--- SHORT PROBLEM ---
Return the listing below verbatim. Pictures do not belong in the copy.

--- ENTRIES SUPPLIED ---
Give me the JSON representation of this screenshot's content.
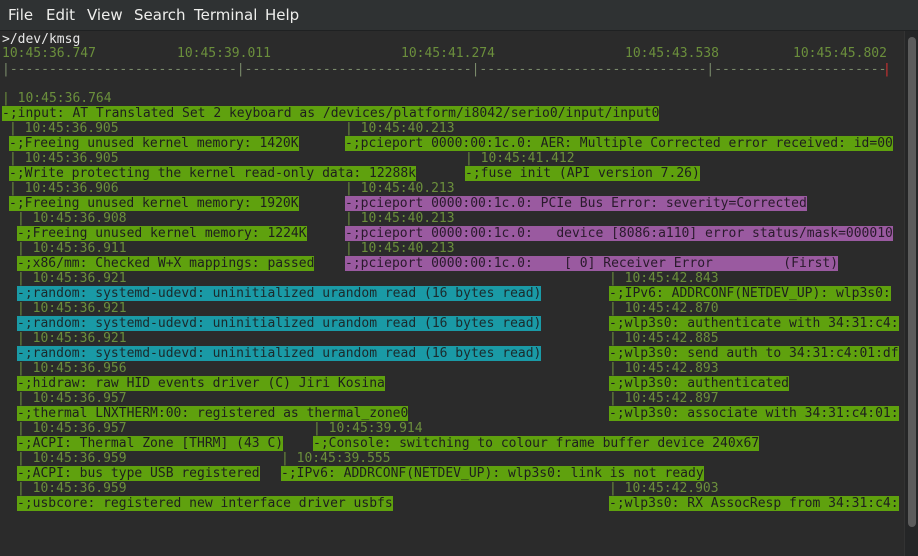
{
  "menu": [
    "File",
    "Edit",
    "View",
    "Search",
    "Terminal",
    "Help"
  ],
  "path": ">/dev/kmsg",
  "axis": {
    "times": [
      "10:45:36.747",
      "10:45:39.011",
      "10:45:41.274",
      "10:45:43.538",
      "10:45:45.802"
    ],
    "ruler": "|-----------------------------|-----------------------------|-----------------------------|-----------------------------|"
  },
  "lines": [
    {
      "ts": "| 10:45:36.764",
      "msg": "-;input: AT Translated Set 2 keyboard as /devices/platform/i8042/serio0/input/input0",
      "color": "green"
    },
    {
      "ts": "| 10:45:36.905",
      "msg": "-;Freeing unused kernel memory: 1420K",
      "color": "green"
    },
    {
      "ts": "| 10:45:40.213",
      "msg": "-;pcieport 0000:00:1c.0: AER: Multiple Corrected error received: id=00",
      "color": "green"
    },
    {
      "ts": "| 10:45:36.905",
      "msg": "-;Write protecting the kernel read-only data: 12288k",
      "color": "green"
    },
    {
      "ts": "| 10:45:41.412",
      "msg": "-;fuse init (API version 7.26)",
      "color": "green"
    },
    {
      "ts": "| 10:45:36.906",
      "msg": "-;Freeing unused kernel memory: 1920K",
      "color": "green"
    },
    {
      "ts": "| 10:45:40.213",
      "msg": "-;pcieport 0000:00:1c.0: PCIe Bus Error: severity=Corrected",
      "color": "purple"
    },
    {
      "ts": "| 10:45:36.908",
      "msg": "-;Freeing unused kernel memory: 1224K",
      "color": "green"
    },
    {
      "ts": "| 10:45:40.213",
      "msg": "-;pcieport 0000:00:1c.0:   device [8086:a110] error status/mask=000010",
      "color": "purple"
    },
    {
      "ts": "| 10:45:36.911",
      "msg": "-;x86/mm: Checked W+X mappings: passed",
      "color": "green"
    },
    {
      "ts": "| 10:45:40.213",
      "msg": "-;pcieport 0000:00:1c.0:    [ 0] Receiver Error         (First)",
      "color": "purple"
    },
    {
      "ts": "| 10:45:36.921",
      "msg": "-;random: systemd-udevd: uninitialized urandom read (16 bytes read)",
      "color": "cyan"
    },
    {
      "ts": "| 10:45:42.843",
      "msg": "-;IPv6: ADDRCONF(NETDEV_UP): wlp3s0:",
      "color": "green"
    },
    {
      "ts": "| 10:45:36.921",
      "msg": "-;random: systemd-udevd: uninitialized urandom read (16 bytes read)",
      "color": "cyan"
    },
    {
      "ts": "| 10:45:42.870",
      "msg": "-;wlp3s0: authenticate with 34:31:c4:",
      "color": "green"
    },
    {
      "ts": "| 10:45:36.921",
      "msg": "-;random: systemd-udevd: uninitialized urandom read (16 bytes read)",
      "color": "cyan"
    },
    {
      "ts": "| 10:45:42.885",
      "msg": "-;wlp3s0: send auth to 34:31:c4:01:df",
      "color": "green"
    },
    {
      "ts": "| 10:45:36.956",
      "msg": "-;hidraw: raw HID events driver (C) Jiri Kosina",
      "color": "green"
    },
    {
      "ts": "| 10:45:42.893",
      "msg": "-;wlp3s0: authenticated",
      "color": "green"
    },
    {
      "ts": "| 10:45:36.957",
      "msg": "-;thermal LNXTHERM:00: registered as thermal_zone0",
      "color": "green"
    },
    {
      "ts": "| 10:45:42.897",
      "msg": "-;wlp3s0: associate with 34:31:c4:01:",
      "color": "green"
    },
    {
      "ts": "| 10:45:36.957",
      "msg": "-;ACPI: Thermal Zone [THRM] (43 C)",
      "color": "green"
    },
    {
      "ts": "| 10:45:39.914",
      "msg": "-;Console: switching to colour frame buffer device 240x67",
      "color": "green"
    },
    {
      "ts": "| 10:45:36.959",
      "msg": "-;ACPI: bus type USB registered",
      "color": "green"
    },
    {
      "ts": "| 10:45:39.555",
      "msg": "-;IPv6: ADDRCONF(NETDEV_UP): wlp3s0: link is not ready",
      "color": "green"
    },
    {
      "ts": "| 10:45:36.959",
      "msg": "-;usbcore: registered new interface driver usbfs",
      "color": "green"
    },
    {
      "ts": "| 10:45:42.903",
      "msg": "-;wlp3s0: RX AssocResp from 34:31:c4:",
      "color": "green"
    }
  ]
}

--- FINISHED EXERCISE ---
Give me the JSON representation of this screenshot's content.
{
  "menu": [
    "File",
    "Edit",
    "View",
    "Search",
    "Terminal",
    "Help"
  ],
  "path": ">/dev/kmsg",
  "axis": {
    "times": [
      "10:45:36.747",
      "10:45:39.011",
      "10:45:41.274",
      "10:45:43.538",
      "10:45:45.802"
    ],
    "ruler": "|-----------------------------|-----------------------------|-----------------------------|-----------------------------|"
  },
  "lines": [
    {
      "ts": "| 10:45:36.764",
      "msg": "-;input: AT Translated Set 2 keyboard as /devices/platform/i8042/serio0/input/input0",
      "color": "green"
    },
    {
      "ts": "| 10:45:36.905",
      "msg": "-;Freeing unused kernel memory: 1420K",
      "color": "green"
    },
    {
      "ts": "| 10:45:40.213",
      "msg": "-;pcieport 0000:00:1c.0: AER: Multiple Corrected error received: id=00",
      "color": "green"
    },
    {
      "ts": "| 10:45:36.905",
      "msg": "-;Write protecting the kernel read-only data: 12288k",
      "color": "green"
    },
    {
      "ts": "| 10:45:41.412",
      "msg": "-;fuse init (API version 7.26)",
      "color": "green"
    },
    {
      "ts": "| 10:45:36.906",
      "msg": "-;Freeing unused kernel memory: 1920K",
      "color": "green"
    },
    {
      "ts": "| 10:45:40.213",
      "msg": "-;pcieport 0000:00:1c.0: PCIe Bus Error: severity=Corrected",
      "color": "purple"
    },
    {
      "ts": "| 10:45:36.908",
      "msg": "-;Freeing unused kernel memory: 1224K",
      "color": "green"
    },
    {
      "ts": "| 10:45:40.213",
      "msg": "-;pcieport 0000:00:1c.0:   device [8086:a110] error status/mask=000010",
      "color": "purple"
    },
    {
      "ts": "| 10:45:36.911",
      "msg": "-;x86/mm: Checked W+X mappings: passed",
      "color": "green"
    },
    {
      "ts": "| 10:45:40.213",
      "msg": "-;pcieport 0000:00:1c.0:    [ 0] Receiver Error         (First)",
      "color": "purple"
    },
    {
      "ts": "| 10:45:36.921",
      "msg": "-;random: systemd-udevd: uninitialized urandom read (16 bytes read)",
      "color": "cyan"
    },
    {
      "ts": "| 10:45:42.843",
      "msg": "-;IPv6: ADDRCONF(NETDEV_UP): wlp3s0:",
      "color": "green"
    },
    {
      "ts": "| 10:45:36.921",
      "msg": "-;random: systemd-udevd: uninitialized urandom read (16 bytes read)",
      "color": "cyan"
    },
    {
      "ts": "| 10:45:42.870",
      "msg": "-;wlp3s0: authenticate with 34:31:c4:",
      "color": "green"
    },
    {
      "ts": "| 10:45:36.921",
      "msg": "-;random: systemd-udevd: uninitialized urandom read (16 bytes read)",
      "color": "cyan"
    },
    {
      "ts": "| 10:45:42.885",
      "msg": "-;wlp3s0: send auth to 34:31:c4:01:df",
      "color": "green"
    },
    {
      "ts": "| 10:45:36.956",
      "msg": "-;hidraw: raw HID events driver (C) Jiri Kosina",
      "color": "green"
    },
    {
      "ts": "| 10:45:42.893",
      "msg": "-;wlp3s0: authenticated",
      "color": "green"
    },
    {
      "ts": "| 10:45:36.957",
      "msg": "-;thermal LNXTHERM:00: registered as thermal_zone0",
      "color": "green"
    },
    {
      "ts": "| 10:45:42.897",
      "msg": "-;wlp3s0: associate with 34:31:c4:01:",
      "color": "green"
    },
    {
      "ts": "| 10:45:36.957",
      "msg": "-;ACPI: Thermal Zone [THRM] (43 C)",
      "color": "green"
    },
    {
      "ts": "| 10:45:39.914",
      "msg": "-;Console: switching to colour frame buffer device 240x67",
      "color": "green"
    },
    {
      "ts": "| 10:45:36.959",
      "msg": "-;ACPI: bus type USB registered",
      "color": "green"
    },
    {
      "ts": "| 10:45:39.555",
      "msg": "-;IPv6: ADDRCONF(NETDEV_UP): wlp3s0: link is not ready",
      "color": "green"
    },
    {
      "ts": "| 10:45:36.959",
      "msg": "-;usbcore: registered new interface driver usbfs",
      "color": "green"
    },
    {
      "ts": "| 10:45:42.903",
      "msg": "-;wlp3s0: RX AssocResp from 34:31:c4:",
      "color": "green"
    }
  ]
}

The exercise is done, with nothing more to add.